>> Start
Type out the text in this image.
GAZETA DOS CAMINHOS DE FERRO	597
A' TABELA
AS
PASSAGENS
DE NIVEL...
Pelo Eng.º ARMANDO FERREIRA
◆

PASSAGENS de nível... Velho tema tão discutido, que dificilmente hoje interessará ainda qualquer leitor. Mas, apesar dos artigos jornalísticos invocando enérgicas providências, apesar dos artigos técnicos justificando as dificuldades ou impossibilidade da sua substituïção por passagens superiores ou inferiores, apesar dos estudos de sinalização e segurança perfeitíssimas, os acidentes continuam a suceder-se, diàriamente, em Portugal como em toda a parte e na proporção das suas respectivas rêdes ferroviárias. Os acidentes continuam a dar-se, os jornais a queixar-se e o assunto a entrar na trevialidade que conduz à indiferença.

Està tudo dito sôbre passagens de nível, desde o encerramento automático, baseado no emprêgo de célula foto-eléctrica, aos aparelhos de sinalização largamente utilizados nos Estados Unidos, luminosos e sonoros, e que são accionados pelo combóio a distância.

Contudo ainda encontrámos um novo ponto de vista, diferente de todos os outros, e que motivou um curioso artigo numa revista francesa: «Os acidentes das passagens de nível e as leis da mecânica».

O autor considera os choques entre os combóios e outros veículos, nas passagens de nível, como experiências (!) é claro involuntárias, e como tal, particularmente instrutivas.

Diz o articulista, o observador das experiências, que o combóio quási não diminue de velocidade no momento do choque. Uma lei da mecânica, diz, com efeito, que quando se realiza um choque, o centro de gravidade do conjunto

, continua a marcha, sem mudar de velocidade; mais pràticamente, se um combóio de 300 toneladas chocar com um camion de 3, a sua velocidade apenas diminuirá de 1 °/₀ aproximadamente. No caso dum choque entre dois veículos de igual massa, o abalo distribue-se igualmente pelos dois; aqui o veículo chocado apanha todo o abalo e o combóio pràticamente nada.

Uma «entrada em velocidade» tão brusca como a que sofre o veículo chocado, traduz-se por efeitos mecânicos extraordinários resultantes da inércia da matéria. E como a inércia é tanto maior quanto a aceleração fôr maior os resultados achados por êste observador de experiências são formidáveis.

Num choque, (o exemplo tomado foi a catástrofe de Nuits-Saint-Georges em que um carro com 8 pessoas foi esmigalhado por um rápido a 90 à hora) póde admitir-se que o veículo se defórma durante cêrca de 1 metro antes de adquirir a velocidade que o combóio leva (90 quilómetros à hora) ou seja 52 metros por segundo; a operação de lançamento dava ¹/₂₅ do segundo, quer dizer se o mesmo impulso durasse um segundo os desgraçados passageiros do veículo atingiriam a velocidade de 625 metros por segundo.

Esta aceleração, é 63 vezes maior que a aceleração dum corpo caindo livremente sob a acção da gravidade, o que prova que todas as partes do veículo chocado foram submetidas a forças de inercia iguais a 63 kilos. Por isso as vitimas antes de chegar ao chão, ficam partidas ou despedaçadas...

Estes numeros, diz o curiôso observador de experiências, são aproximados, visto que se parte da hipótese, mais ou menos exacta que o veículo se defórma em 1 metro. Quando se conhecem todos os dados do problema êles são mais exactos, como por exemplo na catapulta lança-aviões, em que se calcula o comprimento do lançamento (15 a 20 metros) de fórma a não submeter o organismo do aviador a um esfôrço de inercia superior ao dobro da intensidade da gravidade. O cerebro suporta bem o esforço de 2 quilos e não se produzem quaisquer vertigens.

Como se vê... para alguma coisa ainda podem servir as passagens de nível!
>> End
> _What you have to do_:
Copy the entries above exactly, leaving none out.

> _Result of the task_:
Type out the text in this image.
GAZETA DOS CAMINHOS DE FERRO	597
A' TABELA
AS
PASSAGENS
DE NIVEL...
Pelo Eng.º ARMANDO FERREIRA
◆

PASSAGENS de nível... Velho tema tão discutido, que dificilmente hoje interessará ainda qualquer leitor. Mas, apesar dos artigos jornalísticos invocando enérgicas providências, apesar dos artigos técnicos justificando as dificuldades ou impossibilidade da sua substituïção por passagens superiores ou inferiores, apesar dos estudos de sinalização e segurança perfeitíssimas, os acidentes continuam a suceder-se, diàriamente, em Portugal como em toda a parte e na proporção das suas respectivas rêdes ferroviárias. Os acidentes continuam a dar-se, os jornais a queixar-se e o assunto a entrar na trevialidade que conduz à indiferença.

Està tudo dito sôbre passagens de nível, desde o encerramento automático, baseado no emprêgo de célula foto-eléctrica, aos aparelhos de sinalização largamente utilizados nos Estados Unidos, luminosos e sonoros, e que são accionados pelo combóio a distância.

Contudo ainda encontrámos um novo ponto de vista, diferente de todos os outros, e que motivou um curioso artigo numa revista francesa: «Os acidentes das passagens de nível e as leis da mecânica».

O autor considera os choques entre os combóios e outros veículos, nas passagens de nível, como experiências (!) é claro involuntárias, e como tal, particularmente instrutivas.

Diz o articulista, o observador das experiências, que o combóio quási não diminue de velocidade no momento do choque. Uma lei da mecânica, diz, com efeito, que quando se realiza um choque, o centro de gravidade do conjunto

, continua a marcha, sem mudar de velocidade; mais pràticamente, se um combóio de 300 toneladas chocar com um camion de 3, a sua velocidade apenas diminuirá de 1 °/₀ aproximadamente. No caso dum choque entre dois veículos de igual massa, o abalo distribue-se igualmente pelos dois; aqui o veículo chocado apanha todo o abalo e o combóio pràticamente nada.

Uma «entrada em velocidade» tão brusca como a que sofre o veículo chocado, traduz-se por efeitos mecânicos extraordinários resultantes da inércia da matéria. E como a inércia é tanto maior quanto a aceleração fôr maior os resultados achados por êste observador de experiências são formidáveis.

Num choque, (o exemplo tomado foi a catástrofe de Nuits-Saint-Georges em que um carro com 8 pessoas foi esmigalhado por um rápido a 90 à hora) póde admitir-se que o veículo se defórma durante cêrca de 1 metro antes de adquirir a velocidade que o combóio leva (90 quilómetros à hora) ou seja 52 metros por segundo; a operação de lançamento dava ¹/₂₅ do segundo, quer dizer se o mesmo impulso durasse um segundo os desgraçados passageiros do veículo atingiriam a velocidade de 625 metros por segundo.

Esta aceleração, é 63 vezes maior que a aceleração dum corpo caindo livremente sob a acção da gravidade, o que prova que todas as partes do veículo chocado foram submetidas a forças de inercia iguais a 63 kilos. Por isso as vitimas antes de chegar ao chão, ficam partidas ou despedaçadas...

Estes numeros, diz o curiôso observador de experiências, são aproximados, visto que se parte da hipótese, mais ou menos exacta que o veículo se defórma em 1 metro. Quando se conhecem todos os dados do problema êles são mais exactos, como por exemplo na catapulta lança-aviões, em que se calcula o comprimento do lançamento (15 a 20 metros) de fórma a não submeter o organismo do aviador a um esfôrço de inercia superior ao dobro da intensidade da gravidade. O cerebro suporta bem o esforço de 2 quilos e não se produzem quaisquer vertigens.

Como se vê... para alguma coisa ainda podem servir as passagens de nível!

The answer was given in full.